Content starts

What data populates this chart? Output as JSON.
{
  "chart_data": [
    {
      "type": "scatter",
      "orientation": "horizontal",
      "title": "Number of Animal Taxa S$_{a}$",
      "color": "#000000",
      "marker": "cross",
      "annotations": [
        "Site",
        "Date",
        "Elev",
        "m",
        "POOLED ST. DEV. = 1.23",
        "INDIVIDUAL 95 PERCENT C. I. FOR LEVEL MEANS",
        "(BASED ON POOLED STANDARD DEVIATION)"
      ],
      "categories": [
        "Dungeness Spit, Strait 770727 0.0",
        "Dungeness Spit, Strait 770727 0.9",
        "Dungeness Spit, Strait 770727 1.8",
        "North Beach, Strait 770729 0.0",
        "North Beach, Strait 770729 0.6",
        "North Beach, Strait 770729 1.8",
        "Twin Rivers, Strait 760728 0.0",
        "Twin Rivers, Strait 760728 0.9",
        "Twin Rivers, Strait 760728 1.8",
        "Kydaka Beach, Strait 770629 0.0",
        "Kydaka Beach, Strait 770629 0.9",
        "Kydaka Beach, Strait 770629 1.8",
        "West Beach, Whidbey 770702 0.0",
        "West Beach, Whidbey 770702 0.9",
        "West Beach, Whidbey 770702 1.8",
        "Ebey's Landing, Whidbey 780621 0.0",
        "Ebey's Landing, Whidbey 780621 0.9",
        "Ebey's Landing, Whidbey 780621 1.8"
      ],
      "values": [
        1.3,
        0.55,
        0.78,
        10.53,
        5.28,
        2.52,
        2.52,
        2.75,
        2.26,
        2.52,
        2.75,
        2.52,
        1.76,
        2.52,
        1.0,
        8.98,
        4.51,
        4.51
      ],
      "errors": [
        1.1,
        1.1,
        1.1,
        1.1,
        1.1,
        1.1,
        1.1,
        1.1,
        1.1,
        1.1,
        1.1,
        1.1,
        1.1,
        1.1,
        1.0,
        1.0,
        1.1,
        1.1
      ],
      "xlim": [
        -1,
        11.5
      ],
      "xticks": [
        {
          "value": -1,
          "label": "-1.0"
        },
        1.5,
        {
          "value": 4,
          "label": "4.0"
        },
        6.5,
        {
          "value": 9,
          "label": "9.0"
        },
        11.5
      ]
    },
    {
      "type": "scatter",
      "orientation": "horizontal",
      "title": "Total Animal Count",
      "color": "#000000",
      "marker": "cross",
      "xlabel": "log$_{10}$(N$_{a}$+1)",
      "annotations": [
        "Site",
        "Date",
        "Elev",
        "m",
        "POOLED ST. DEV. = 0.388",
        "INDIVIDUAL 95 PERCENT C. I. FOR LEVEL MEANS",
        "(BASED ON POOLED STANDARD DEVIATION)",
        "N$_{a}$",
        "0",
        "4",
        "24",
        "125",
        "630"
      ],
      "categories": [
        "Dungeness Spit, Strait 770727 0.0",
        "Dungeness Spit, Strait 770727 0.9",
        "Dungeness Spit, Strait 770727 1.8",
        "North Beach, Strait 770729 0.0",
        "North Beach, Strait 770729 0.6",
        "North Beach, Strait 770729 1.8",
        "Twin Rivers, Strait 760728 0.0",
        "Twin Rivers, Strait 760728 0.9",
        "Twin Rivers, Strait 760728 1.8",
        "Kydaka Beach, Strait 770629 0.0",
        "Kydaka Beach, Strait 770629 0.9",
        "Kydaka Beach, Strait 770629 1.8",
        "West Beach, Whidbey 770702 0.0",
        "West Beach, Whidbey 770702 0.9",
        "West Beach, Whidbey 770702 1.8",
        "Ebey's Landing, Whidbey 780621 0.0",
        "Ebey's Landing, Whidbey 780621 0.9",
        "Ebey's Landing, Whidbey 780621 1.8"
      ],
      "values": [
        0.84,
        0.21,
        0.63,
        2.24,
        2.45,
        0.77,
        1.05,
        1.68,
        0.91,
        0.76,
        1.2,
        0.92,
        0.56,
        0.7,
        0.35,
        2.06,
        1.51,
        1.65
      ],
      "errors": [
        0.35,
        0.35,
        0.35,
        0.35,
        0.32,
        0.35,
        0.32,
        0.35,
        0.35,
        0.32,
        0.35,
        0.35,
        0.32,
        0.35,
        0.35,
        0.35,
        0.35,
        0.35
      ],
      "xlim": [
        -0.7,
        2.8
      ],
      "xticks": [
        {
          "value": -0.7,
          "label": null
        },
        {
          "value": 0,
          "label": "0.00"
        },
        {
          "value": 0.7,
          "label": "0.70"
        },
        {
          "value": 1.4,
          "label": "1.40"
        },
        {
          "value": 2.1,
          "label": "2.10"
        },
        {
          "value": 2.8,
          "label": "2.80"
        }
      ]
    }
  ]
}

Content ends

* **WHAT THE EXERCISE ASKS**: Each line above must be reproduced exactly.

* **ANSWER SPACE**:
What data populates this chart? Output as JSON.
{
  "chart_data": [
    {
      "type": "scatter",
      "orientation": "horizontal",
      "title": "Number of Animal Taxa S$_{a}$",
      "color": "#000000",
      "marker": "cross",
      "annotations": [
        "Site",
        "Date",
        "Elev",
        "m",
        "POOLED ST. DEV. = 1.23",
        "INDIVIDUAL 95 PERCENT C. I. FOR LEVEL MEANS",
        "(BASED ON POOLED STANDARD DEVIATION)"
      ],
      "categories": [
        "Dungeness Spit, Strait 770727 0.0",
        "Dungeness Spit, Strait 770727 0.9",
        "Dungeness Spit, Strait 770727 1.8",
        "North Beach, Strait 770729 0.0",
        "North Beach, Strait 770729 0.6",
        "North Beach, Strait 770729 1.8",
        "Twin Rivers, Strait 760728 0.0",
        "Twin Rivers, Strait 760728 0.9",
        "Twin Rivers, Strait 760728 1.8",
        "Kydaka Beach, Strait 770629 0.0",
        "Kydaka Beach, Strait 770629 0.9",
        "Kydaka Beach, Strait 770629 1.8",
        "West Beach, Whidbey 770702 0.0",
        "West Beach, Whidbey 770702 0.9",
        "West Beach, Whidbey 770702 1.8",
        "Ebey's Landing, Whidbey 780621 0.0",
        "Ebey's Landing, Whidbey 780621 0.9",
        "Ebey's Landing, Whidbey 780621 1.8"
      ],
      "values": [
        1.3,
        0.55,
        0.78,
        10.53,
        5.28,
        2.52,
        2.52,
        2.75,
        2.26,
        2.52,
        2.75,
        2.52,
        1.76,
        2.52,
        1.0,
        8.98,
        4.51,
        4.51
      ],
      "errors": [
        1.1,
        1.1,
        1.1,
        1.1,
        1.1,
        1.1,
        1.1,
        1.1,
        1.1,
        1.1,
        1.1,
        1.1,
        1.1,
        1.1,
        1.0,
        1.0,
        1.1,
        1.1
      ],
      "xlim": [
        -1,
        11.5
      ],
      "xticks": [
        {
          "value": -1,
          "label": "-1.0"
        },
        1.5,
        {
          "value": 4,
          "label": "4.0"
        },
        6.5,
        {
          "value": 9,
          "label": "9.0"
        },
        11.5
      ]
    },
    {
      "type": "scatter",
      "orientation": "horizontal",
      "title": "Total Animal Count",
      "color": "#000000",
      "marker": "cross",
      "xlabel": "log$_{10}$(N$_{a}$+1)",
      "annotations": [
        "Site",
        "Date",
        "Elev",
        "m",
        "POOLED ST. DEV. = 0.388",
        "INDIVIDUAL 95 PERCENT C. I. FOR LEVEL MEANS",
        "(BASED ON POOLED STANDARD DEVIATION)",
        "N$_{a}$",
        "0",
        "4",
        "24",
        "125",
        "630"
      ],
      "categories": [
        "Dungeness Spit, Strait 770727 0.0",
        "Dungeness Spit, Strait 770727 0.9",
        "Dungeness Spit, Strait 770727 1.8",
        "North Beach, Strait 770729 0.0",
        "North Beach, Strait 770729 0.6",
        "North Beach, Strait 770729 1.8",
        "Twin Rivers, Strait 760728 0.0",
        "Twin Rivers, Strait 760728 0.9",
        "Twin Rivers, Strait 760728 1.8",
        "Kydaka Beach, Strait 770629 0.0",
        "Kydaka Beach, Strait 770629 0.9",
        "Kydaka Beach, Strait 770629 1.8",
        "West Beach, Whidbey 770702 0.0",
        "West Beach, Whidbey 770702 0.9",
        "West Beach, Whidbey 770702 1.8",
        "Ebey's Landing, Whidbey 780621 0.0",
        "Ebey's Landing, Whidbey 780621 0.9",
        "Ebey's Landing, Whidbey 780621 1.8"
      ],
      "values": [
        0.84,
        0.21,
        0.63,
        2.24,
        2.45,
        0.77,
        1.05,
        1.68,
        0.91,
        0.76,
        1.2,
        0.92,
        0.56,
        0.7,
        0.35,
        2.06,
        1.51,
        1.65
      ],
      "errors": [
        0.35,
        0.35,
        0.35,
        0.35,
        0.32,
        0.35,
        0.32,
        0.35,
        0.35,
        0.32,
        0.35,
        0.35,
        0.32,
        0.35,
        0.35,
        0.35,
        0.35,
        0.35
      ],
      "xlim": [
        -0.7,
        2.8
      ],
      "xticks": [
        {
          "value": -0.7,
          "label": null
        },
        {
          "value": 0,
          "label": "0.00"
        },
        {
          "value": 0.7,
          "label": "0.70"
        },
        {
          "value": 1.4,
          "label": "1.40"
        },
        {
          "value": 2.1,
          "label": "2.10"
        },
        {
          "value": 2.8,
          "label": "2.80"
        }
      ]
    }
  ]
}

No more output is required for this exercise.